Entries with figure data
# # # #

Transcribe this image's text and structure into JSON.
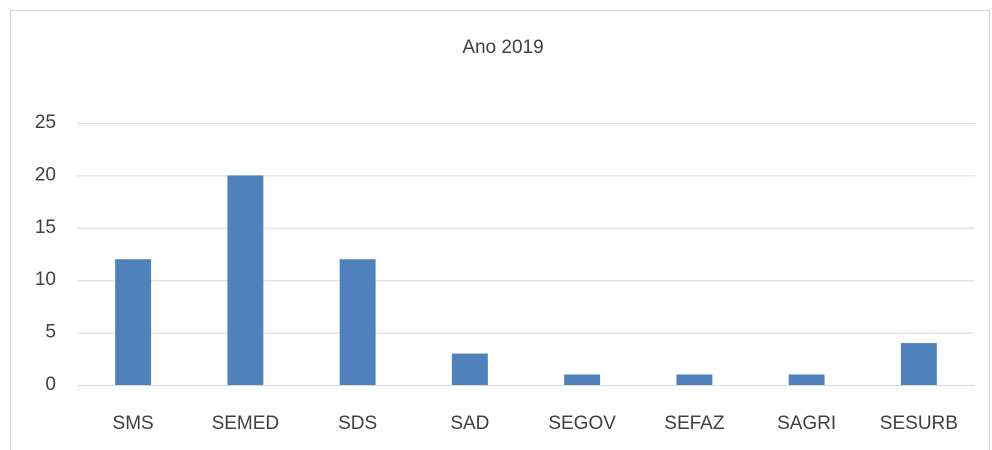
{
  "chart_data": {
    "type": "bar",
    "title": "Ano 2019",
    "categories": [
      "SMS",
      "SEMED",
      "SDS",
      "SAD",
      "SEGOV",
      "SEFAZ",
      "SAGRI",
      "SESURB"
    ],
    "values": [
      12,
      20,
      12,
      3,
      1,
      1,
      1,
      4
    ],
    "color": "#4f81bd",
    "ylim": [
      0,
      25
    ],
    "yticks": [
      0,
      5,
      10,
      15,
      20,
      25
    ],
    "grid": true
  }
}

# # # #

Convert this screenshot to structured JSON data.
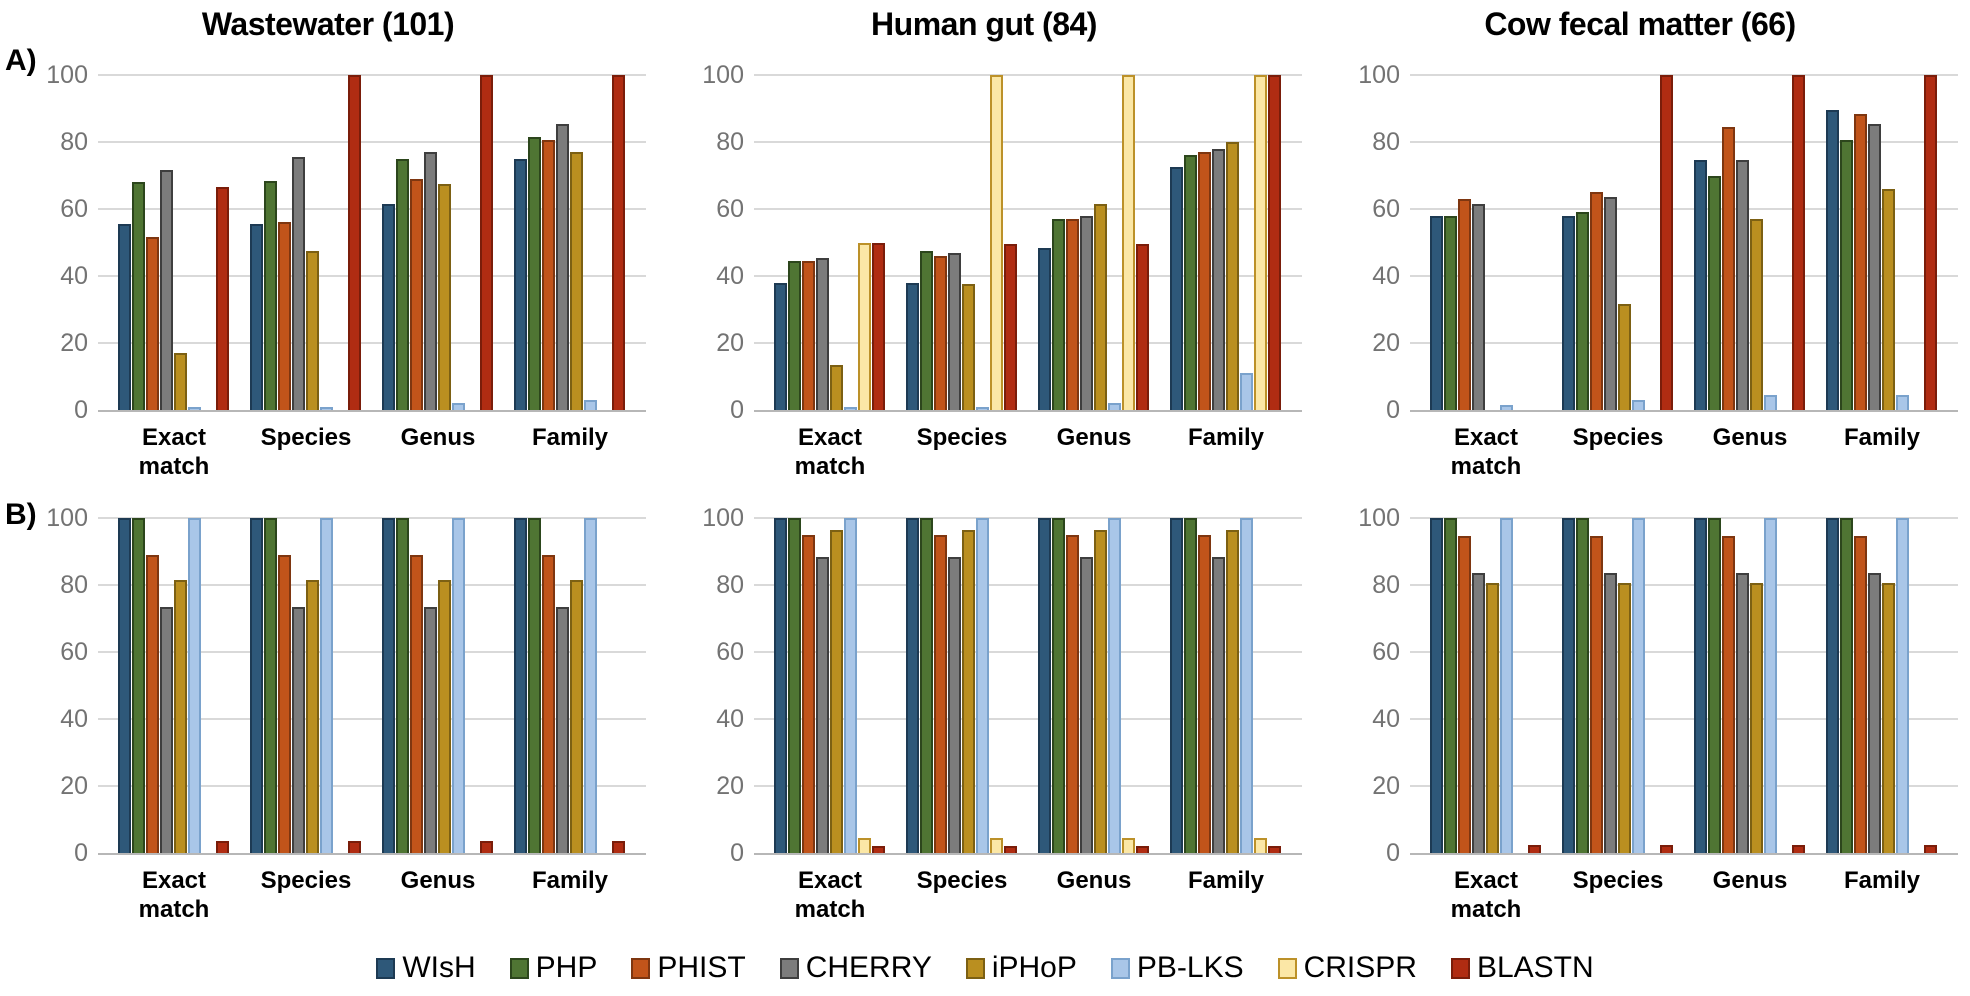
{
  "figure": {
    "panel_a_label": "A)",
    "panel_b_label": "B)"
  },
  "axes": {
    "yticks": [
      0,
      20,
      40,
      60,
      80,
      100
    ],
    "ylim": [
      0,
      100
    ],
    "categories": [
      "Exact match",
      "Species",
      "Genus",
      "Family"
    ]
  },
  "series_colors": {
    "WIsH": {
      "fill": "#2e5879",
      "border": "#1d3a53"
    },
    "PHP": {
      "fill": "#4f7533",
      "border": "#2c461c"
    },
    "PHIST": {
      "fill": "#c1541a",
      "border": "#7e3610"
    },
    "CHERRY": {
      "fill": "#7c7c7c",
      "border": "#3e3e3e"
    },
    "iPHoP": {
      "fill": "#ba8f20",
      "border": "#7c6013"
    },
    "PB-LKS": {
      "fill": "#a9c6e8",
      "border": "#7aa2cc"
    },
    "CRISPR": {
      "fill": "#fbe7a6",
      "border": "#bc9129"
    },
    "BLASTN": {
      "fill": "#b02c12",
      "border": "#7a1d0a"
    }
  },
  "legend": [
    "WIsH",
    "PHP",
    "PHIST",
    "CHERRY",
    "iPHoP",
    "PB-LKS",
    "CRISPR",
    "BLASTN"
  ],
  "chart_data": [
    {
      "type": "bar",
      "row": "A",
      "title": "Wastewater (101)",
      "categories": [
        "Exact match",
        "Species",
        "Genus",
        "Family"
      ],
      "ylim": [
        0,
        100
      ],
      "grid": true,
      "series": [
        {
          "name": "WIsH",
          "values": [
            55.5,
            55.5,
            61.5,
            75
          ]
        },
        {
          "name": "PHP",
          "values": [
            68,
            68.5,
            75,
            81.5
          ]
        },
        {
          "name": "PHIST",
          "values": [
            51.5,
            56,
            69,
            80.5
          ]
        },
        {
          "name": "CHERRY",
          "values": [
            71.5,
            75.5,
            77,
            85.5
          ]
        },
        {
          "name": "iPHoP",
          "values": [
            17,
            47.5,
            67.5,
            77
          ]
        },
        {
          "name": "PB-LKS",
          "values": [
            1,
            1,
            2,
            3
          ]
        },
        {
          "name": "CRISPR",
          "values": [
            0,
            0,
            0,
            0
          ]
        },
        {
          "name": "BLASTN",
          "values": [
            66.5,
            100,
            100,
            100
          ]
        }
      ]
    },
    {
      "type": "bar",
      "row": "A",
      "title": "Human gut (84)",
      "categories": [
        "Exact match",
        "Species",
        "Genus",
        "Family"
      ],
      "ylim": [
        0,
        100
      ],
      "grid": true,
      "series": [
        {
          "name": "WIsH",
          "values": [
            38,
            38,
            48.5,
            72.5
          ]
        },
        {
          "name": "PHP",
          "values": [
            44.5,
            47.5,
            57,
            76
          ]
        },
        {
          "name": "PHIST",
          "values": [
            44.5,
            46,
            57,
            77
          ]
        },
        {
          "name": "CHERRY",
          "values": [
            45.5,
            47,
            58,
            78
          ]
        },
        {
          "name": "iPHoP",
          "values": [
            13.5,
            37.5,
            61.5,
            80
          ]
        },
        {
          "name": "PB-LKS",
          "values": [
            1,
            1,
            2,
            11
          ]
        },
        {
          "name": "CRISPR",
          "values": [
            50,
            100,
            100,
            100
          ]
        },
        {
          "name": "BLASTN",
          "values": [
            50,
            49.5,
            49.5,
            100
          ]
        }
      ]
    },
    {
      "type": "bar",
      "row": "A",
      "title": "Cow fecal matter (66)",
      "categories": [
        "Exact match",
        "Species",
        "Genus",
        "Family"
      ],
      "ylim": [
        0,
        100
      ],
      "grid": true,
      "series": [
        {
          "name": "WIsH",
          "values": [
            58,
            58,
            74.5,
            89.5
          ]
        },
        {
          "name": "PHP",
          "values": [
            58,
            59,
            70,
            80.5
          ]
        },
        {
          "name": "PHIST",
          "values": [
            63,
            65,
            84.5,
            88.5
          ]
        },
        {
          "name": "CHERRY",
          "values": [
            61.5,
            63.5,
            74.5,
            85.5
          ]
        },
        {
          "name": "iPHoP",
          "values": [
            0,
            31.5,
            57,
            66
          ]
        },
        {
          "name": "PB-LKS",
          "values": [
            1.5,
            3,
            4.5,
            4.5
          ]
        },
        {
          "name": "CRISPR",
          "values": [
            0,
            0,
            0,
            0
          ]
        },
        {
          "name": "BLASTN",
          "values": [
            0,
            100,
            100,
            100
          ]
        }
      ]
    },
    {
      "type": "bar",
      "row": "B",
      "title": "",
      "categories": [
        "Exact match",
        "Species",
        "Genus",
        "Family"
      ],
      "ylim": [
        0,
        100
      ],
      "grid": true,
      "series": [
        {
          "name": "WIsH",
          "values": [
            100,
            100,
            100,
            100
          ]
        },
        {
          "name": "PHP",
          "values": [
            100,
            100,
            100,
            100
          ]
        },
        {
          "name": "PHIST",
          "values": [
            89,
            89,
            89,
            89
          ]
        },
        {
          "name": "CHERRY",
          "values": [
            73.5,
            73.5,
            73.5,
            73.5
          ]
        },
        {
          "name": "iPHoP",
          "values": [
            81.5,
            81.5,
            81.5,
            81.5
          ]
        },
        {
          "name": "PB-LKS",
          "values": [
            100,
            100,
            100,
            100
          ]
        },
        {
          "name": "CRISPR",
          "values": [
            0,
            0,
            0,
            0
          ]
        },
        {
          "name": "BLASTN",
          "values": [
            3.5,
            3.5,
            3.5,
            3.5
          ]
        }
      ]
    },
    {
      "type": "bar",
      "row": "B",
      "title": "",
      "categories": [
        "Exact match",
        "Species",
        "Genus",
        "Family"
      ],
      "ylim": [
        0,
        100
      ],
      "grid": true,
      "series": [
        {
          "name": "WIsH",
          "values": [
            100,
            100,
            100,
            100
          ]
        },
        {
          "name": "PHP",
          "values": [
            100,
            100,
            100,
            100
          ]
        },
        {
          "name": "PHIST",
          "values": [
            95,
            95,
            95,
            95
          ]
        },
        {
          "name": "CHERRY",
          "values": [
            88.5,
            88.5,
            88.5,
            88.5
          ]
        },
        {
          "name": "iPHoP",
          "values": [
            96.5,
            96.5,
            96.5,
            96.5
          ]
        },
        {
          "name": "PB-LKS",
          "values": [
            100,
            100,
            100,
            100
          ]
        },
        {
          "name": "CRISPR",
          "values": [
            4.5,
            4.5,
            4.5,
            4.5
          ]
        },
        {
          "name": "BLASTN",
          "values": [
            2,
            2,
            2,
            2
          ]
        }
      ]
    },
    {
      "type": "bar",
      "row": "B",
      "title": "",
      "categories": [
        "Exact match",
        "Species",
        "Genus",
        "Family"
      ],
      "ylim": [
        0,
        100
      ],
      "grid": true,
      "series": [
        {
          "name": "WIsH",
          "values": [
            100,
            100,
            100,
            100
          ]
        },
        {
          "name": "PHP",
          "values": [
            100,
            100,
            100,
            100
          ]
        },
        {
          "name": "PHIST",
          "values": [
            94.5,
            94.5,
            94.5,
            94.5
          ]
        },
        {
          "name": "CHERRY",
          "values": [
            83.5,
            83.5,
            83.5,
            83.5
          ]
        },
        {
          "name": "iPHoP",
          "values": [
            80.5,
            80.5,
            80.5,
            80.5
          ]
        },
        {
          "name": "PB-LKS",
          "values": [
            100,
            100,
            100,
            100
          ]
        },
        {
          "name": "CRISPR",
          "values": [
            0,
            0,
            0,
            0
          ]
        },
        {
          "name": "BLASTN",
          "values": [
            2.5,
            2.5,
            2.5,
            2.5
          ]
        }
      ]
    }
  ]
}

# # # #

Go through the data and gather every line that holds "this".

Transcribe this image's text and structure into JSON.
Convert this screenshot to structured JSON data.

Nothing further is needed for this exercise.